## What to produce
Print every line of the items below word for word, leaving out the pictures.
##### Data #####
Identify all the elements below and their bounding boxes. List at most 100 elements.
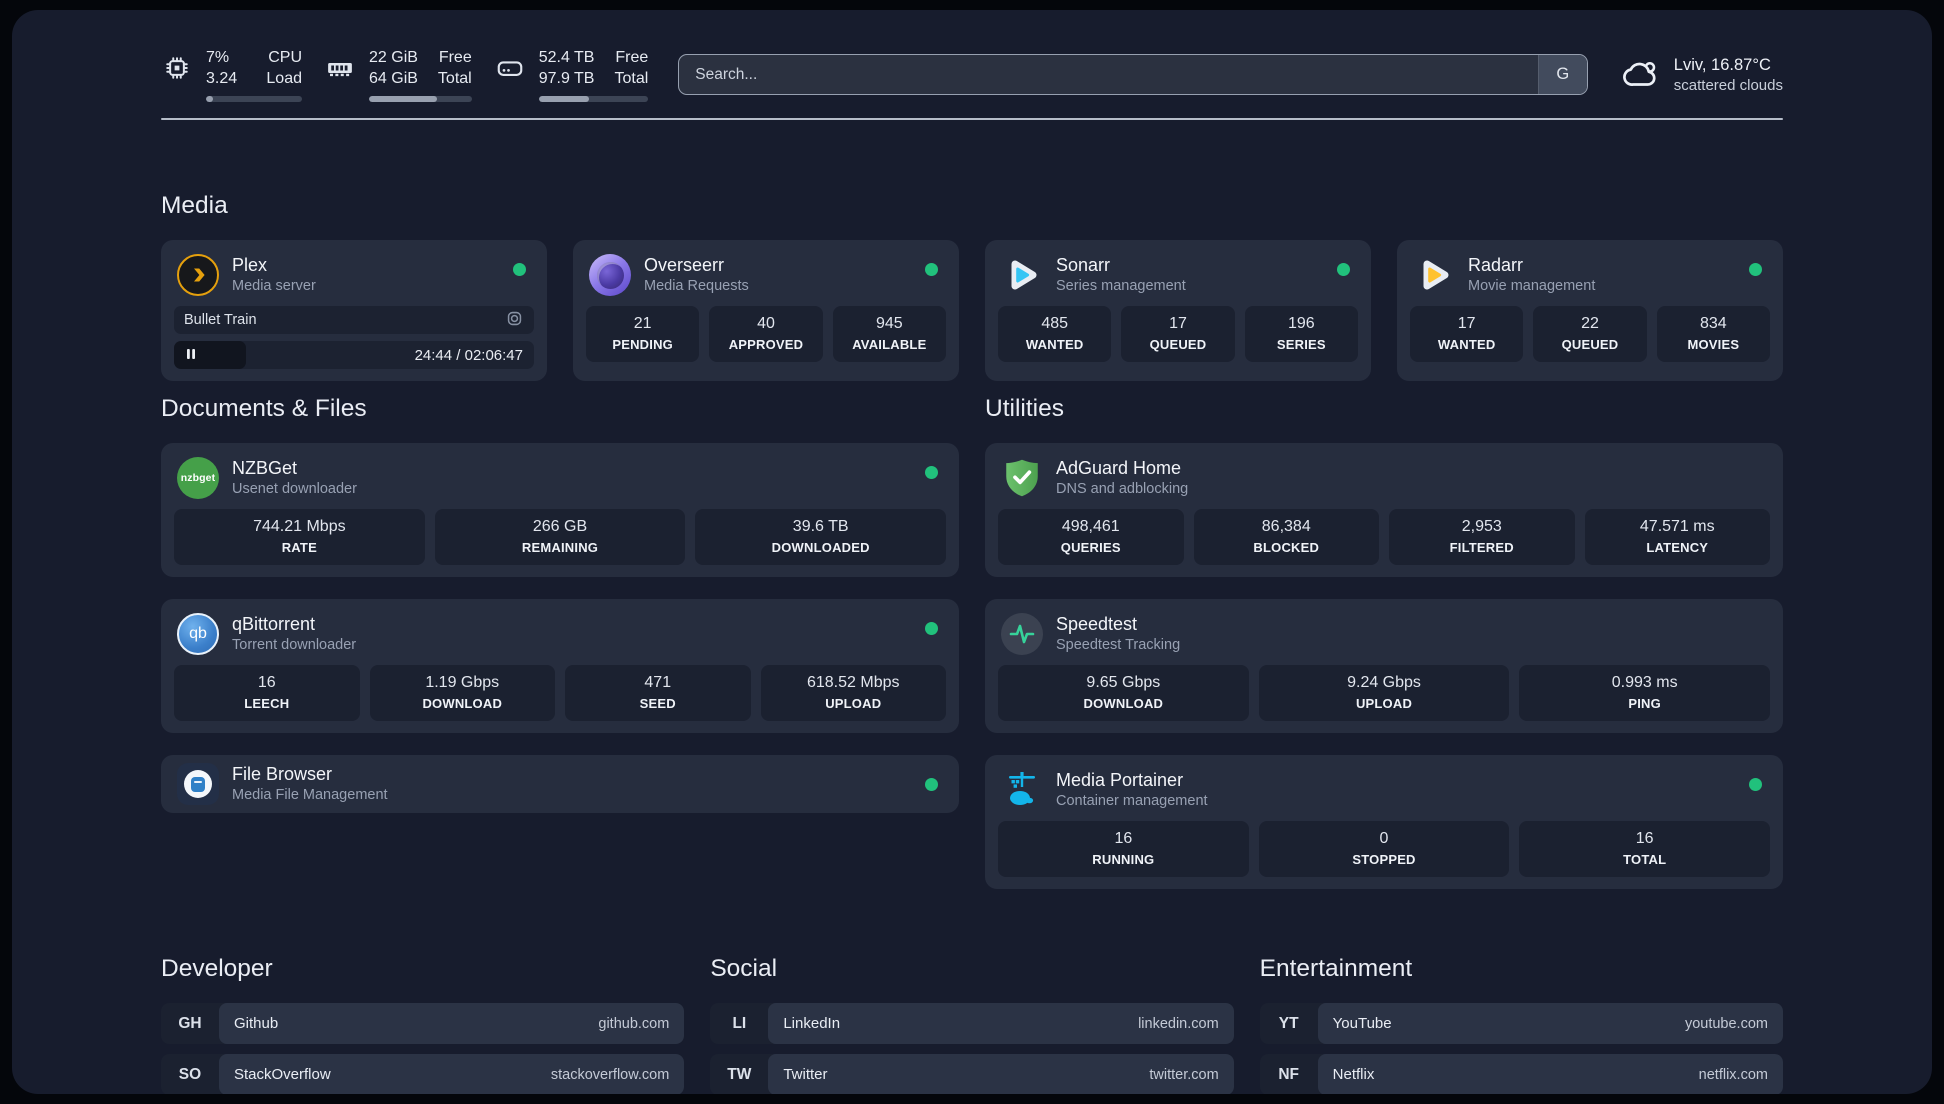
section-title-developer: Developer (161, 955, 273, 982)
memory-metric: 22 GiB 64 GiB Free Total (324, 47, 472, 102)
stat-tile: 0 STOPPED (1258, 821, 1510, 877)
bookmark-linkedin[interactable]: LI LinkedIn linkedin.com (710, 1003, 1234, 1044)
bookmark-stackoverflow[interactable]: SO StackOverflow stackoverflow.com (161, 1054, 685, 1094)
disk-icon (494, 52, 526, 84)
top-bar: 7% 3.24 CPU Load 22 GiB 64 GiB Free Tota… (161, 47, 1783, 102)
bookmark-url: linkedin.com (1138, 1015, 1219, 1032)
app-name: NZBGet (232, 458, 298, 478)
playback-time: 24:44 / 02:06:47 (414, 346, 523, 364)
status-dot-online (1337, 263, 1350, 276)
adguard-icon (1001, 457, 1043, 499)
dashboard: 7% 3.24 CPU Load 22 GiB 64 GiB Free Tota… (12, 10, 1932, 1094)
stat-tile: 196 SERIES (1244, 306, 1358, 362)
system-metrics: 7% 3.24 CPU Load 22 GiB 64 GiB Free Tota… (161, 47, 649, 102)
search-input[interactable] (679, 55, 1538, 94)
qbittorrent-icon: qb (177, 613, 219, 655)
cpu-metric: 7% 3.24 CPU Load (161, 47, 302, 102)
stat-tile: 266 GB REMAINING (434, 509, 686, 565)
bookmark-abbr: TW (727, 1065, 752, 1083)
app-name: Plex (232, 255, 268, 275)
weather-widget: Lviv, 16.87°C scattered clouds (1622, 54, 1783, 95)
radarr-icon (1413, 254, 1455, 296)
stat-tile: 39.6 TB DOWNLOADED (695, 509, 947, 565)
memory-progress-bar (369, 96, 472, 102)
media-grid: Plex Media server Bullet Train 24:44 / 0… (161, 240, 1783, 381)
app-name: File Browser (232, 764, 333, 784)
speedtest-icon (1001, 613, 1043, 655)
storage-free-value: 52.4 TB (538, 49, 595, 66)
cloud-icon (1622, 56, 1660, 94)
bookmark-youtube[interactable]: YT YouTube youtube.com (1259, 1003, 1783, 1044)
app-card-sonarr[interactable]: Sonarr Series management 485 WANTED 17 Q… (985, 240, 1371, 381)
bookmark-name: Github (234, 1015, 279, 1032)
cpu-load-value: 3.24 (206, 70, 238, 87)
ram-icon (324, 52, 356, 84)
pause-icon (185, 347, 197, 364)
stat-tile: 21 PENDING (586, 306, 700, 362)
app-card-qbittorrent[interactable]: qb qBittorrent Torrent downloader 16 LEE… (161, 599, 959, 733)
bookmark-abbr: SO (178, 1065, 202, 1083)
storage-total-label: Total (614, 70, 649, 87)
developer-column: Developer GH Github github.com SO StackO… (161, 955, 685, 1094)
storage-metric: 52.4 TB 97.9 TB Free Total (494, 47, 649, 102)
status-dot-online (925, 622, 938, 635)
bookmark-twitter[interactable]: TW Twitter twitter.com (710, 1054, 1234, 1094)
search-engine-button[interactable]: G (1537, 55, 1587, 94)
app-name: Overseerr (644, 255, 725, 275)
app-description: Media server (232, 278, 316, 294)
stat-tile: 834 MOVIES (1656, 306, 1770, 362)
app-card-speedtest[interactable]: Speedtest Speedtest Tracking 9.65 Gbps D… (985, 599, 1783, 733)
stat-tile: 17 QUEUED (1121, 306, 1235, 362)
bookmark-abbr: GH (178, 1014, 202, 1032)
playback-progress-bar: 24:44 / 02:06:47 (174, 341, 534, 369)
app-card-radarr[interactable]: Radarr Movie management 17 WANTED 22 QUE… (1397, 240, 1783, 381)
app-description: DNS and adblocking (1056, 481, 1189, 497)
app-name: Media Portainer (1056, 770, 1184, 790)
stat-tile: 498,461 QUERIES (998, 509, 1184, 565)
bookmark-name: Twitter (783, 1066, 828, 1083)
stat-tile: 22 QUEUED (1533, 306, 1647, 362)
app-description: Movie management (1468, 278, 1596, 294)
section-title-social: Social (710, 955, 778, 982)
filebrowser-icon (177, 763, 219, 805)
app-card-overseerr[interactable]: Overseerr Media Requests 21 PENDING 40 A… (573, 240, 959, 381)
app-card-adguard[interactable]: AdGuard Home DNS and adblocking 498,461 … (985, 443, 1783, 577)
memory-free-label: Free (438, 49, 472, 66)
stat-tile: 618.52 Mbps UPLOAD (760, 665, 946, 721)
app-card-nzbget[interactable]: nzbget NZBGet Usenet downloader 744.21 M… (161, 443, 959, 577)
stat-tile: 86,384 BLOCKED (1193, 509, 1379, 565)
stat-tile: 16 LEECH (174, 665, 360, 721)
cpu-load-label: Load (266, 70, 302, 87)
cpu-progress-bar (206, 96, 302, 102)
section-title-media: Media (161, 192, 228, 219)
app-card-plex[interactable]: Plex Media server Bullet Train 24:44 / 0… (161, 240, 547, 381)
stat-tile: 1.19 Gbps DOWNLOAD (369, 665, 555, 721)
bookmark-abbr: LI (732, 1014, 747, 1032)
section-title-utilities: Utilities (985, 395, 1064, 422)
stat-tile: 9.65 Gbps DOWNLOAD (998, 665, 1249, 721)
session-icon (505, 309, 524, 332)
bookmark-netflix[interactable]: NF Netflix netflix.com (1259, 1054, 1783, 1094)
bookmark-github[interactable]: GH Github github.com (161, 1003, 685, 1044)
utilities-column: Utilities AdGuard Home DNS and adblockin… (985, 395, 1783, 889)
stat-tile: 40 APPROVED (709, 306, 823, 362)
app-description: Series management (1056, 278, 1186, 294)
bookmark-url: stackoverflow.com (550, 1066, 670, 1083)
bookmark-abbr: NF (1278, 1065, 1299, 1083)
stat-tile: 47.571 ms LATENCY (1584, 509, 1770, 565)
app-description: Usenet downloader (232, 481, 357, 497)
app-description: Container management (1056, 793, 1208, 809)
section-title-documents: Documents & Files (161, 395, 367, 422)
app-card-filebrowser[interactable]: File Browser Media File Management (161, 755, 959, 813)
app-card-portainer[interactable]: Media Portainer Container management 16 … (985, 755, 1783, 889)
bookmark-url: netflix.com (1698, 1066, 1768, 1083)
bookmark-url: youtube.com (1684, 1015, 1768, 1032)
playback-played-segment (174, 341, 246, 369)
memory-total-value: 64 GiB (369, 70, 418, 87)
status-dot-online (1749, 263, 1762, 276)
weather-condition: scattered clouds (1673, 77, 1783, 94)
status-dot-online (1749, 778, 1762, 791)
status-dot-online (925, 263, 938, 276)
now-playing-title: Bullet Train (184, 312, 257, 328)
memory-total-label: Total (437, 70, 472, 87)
#####
## Answer to this problem
Identify all the elements below and their bounding boxes. List at most 100 elements.
section-title-developer: Developer (161, 955, 273, 982)
memory-metric: 22 GiB 64 GiB Free Total (324, 47, 472, 102)
stat-tile: 0 STOPPED (1258, 821, 1510, 877)
bookmark-linkedin[interactable]: LI LinkedIn linkedin.com (710, 1003, 1234, 1044)
bookmark-stackoverflow[interactable]: SO StackOverflow stackoverflow.com (161, 1054, 685, 1094)
disk-icon (494, 52, 526, 84)
top-bar: 7% 3.24 CPU Load 22 GiB 64 GiB Free Tota… (161, 47, 1783, 102)
bookmark-url: linkedin.com (1138, 1015, 1219, 1032)
app-name: NZBGet (232, 458, 298, 478)
playback-time: 24:44 / 02:06:47 (414, 346, 523, 364)
status-dot-online (1337, 263, 1350, 276)
adguard-icon (1001, 457, 1043, 499)
dashboard: 7% 3.24 CPU Load 22 GiB 64 GiB Free Tota… (12, 10, 1932, 1094)
stat-tile: 196 SERIES (1244, 306, 1358, 362)
system-metrics: 7% 3.24 CPU Load 22 GiB 64 GiB Free Tota… (161, 47, 649, 102)
search-input[interactable] (679, 55, 1538, 94)
qbittorrent-icon: qb (177, 613, 219, 655)
cpu-metric: 7% 3.24 CPU Load (161, 47, 302, 102)
stat-tile: 266 GB REMAINING (434, 509, 686, 565)
bookmark-abbr: TW (727, 1065, 752, 1083)
app-name: Plex (232, 255, 268, 275)
weather-widget: Lviv, 16.87°C scattered clouds (1622, 54, 1783, 95)
radarr-icon (1413, 254, 1455, 296)
stat-tile: 39.6 TB DOWNLOADED (695, 509, 947, 565)
memory-progress-bar (369, 96, 472, 102)
media-grid: Plex Media server Bullet Train 24:44 / 0… (161, 240, 1783, 381)
app-name: File Browser (232, 764, 333, 784)
speedtest-icon (1001, 613, 1043, 655)
storage-free-value: 52.4 TB (538, 49, 595, 66)
cloud-icon (1622, 56, 1660, 94)
bookmark-youtube[interactable]: YT YouTube youtube.com (1259, 1003, 1783, 1044)
app-card-sonarr[interactable]: Sonarr Series management 485 WANTED 17 Q… (985, 240, 1371, 381)
bookmark-name: Github (234, 1015, 279, 1032)
cpu-load-value: 3.24 (206, 70, 238, 87)
ram-icon (324, 52, 356, 84)
pause-icon (185, 347, 197, 364)
stat-tile: 21 PENDING (586, 306, 700, 362)
app-card-qbittorrent[interactable]: qb qBittorrent Torrent downloader 16 LEE… (161, 599, 959, 733)
bookmark-abbr: SO (178, 1065, 202, 1083)
storage-total-label: Total (614, 70, 649, 87)
developer-column: Developer GH Github github.com SO StackO… (161, 955, 685, 1094)
storage-metric: 52.4 TB 97.9 TB Free Total (494, 47, 649, 102)
status-dot-online (925, 622, 938, 635)
bookmark-twitter[interactable]: TW Twitter twitter.com (710, 1054, 1234, 1094)
search-engine-button[interactable]: G (1537, 55, 1587, 94)
app-name: Overseerr (644, 255, 725, 275)
app-description: Media server (232, 278, 316, 294)
stat-tile: 834 MOVIES (1656, 306, 1770, 362)
app-card-speedtest[interactable]: Speedtest Speedtest Tracking 9.65 Gbps D… (985, 599, 1783, 733)
stat-tile: 17 QUEUED (1121, 306, 1235, 362)
bookmark-abbr: GH (178, 1014, 202, 1032)
playback-progress-bar: 24:44 / 02:06:47 (174, 341, 534, 369)
app-card-radarr[interactable]: Radarr Movie management 17 WANTED 22 QUE… (1397, 240, 1783, 381)
app-description: DNS and adblocking (1056, 481, 1189, 497)
app-name: Media Portainer (1056, 770, 1184, 790)
stat-tile: 498,461 QUERIES (998, 509, 1184, 565)
bookmark-name: Twitter (783, 1066, 828, 1083)
stat-tile: 22 QUEUED (1533, 306, 1647, 362)
app-description: Movie management (1468, 278, 1596, 294)
section-title-social: Social (710, 955, 778, 982)
filebrowser-icon (177, 763, 219, 805)
app-card-overseerr[interactable]: Overseerr Media Requests 21 PENDING 40 A… (573, 240, 959, 381)
app-card-adguard[interactable]: AdGuard Home DNS and adblocking 498,461 … (985, 443, 1783, 577)
memory-free-label: Free (438, 49, 472, 66)
stat-tile: 618.52 Mbps UPLOAD (760, 665, 946, 721)
app-card-nzbget[interactable]: nzbget NZBGet Usenet downloader 744.21 M… (161, 443, 959, 577)
stat-tile: 86,384 BLOCKED (1193, 509, 1379, 565)
stat-tile: 16 LEECH (174, 665, 360, 721)
cpu-load-label: Load (266, 70, 302, 87)
cpu-progress-bar (206, 96, 302, 102)
section-title-media: Media (161, 192, 228, 219)
app-card-plex[interactable]: Plex Media server Bullet Train 24:44 / 0… (161, 240, 547, 381)
stat-tile: 1.19 Gbps DOWNLOAD (369, 665, 555, 721)
bookmark-abbr: LI (732, 1014, 747, 1032)
section-title-utilities: Utilities (985, 395, 1064, 422)
stat-tile: 9.65 Gbps DOWNLOAD (998, 665, 1249, 721)
session-icon (505, 309, 524, 332)
bookmark-netflix[interactable]: NF Netflix netflix.com (1259, 1054, 1783, 1094)
bookmark-github[interactable]: GH Github github.com (161, 1003, 685, 1044)
utilities-column: Utilities AdGuard Home DNS and adblockin… (985, 395, 1783, 889)
stat-tile: 40 APPROVED (709, 306, 823, 362)
app-description: Series management (1056, 278, 1186, 294)
bookmark-url: stackoverflow.com (550, 1066, 670, 1083)
bookmark-abbr: NF (1278, 1065, 1299, 1083)
stat-tile: 47.571 ms LATENCY (1584, 509, 1770, 565)
app-description: Usenet downloader (232, 481, 357, 497)
app-description: Container management (1056, 793, 1208, 809)
section-title-documents: Documents & Files (161, 395, 367, 422)
app-card-filebrowser[interactable]: File Browser Media File Management (161, 755, 959, 813)
app-card-portainer[interactable]: Media Portainer Container management 16 … (985, 755, 1783, 889)
bookmark-url: netflix.com (1698, 1066, 1768, 1083)
bookmark-url: youtube.com (1684, 1015, 1768, 1032)
playback-played-segment (174, 341, 246, 369)
memory-total-value: 64 GiB (369, 70, 418, 87)
status-dot-online (1749, 263, 1762, 276)
weather-condition: scattered clouds (1673, 77, 1783, 94)
status-dot-online (1749, 778, 1762, 791)
status-dot-online (925, 263, 938, 276)
now-playing-title: Bullet Train (184, 312, 257, 328)
memory-total-label: Total (437, 70, 472, 87)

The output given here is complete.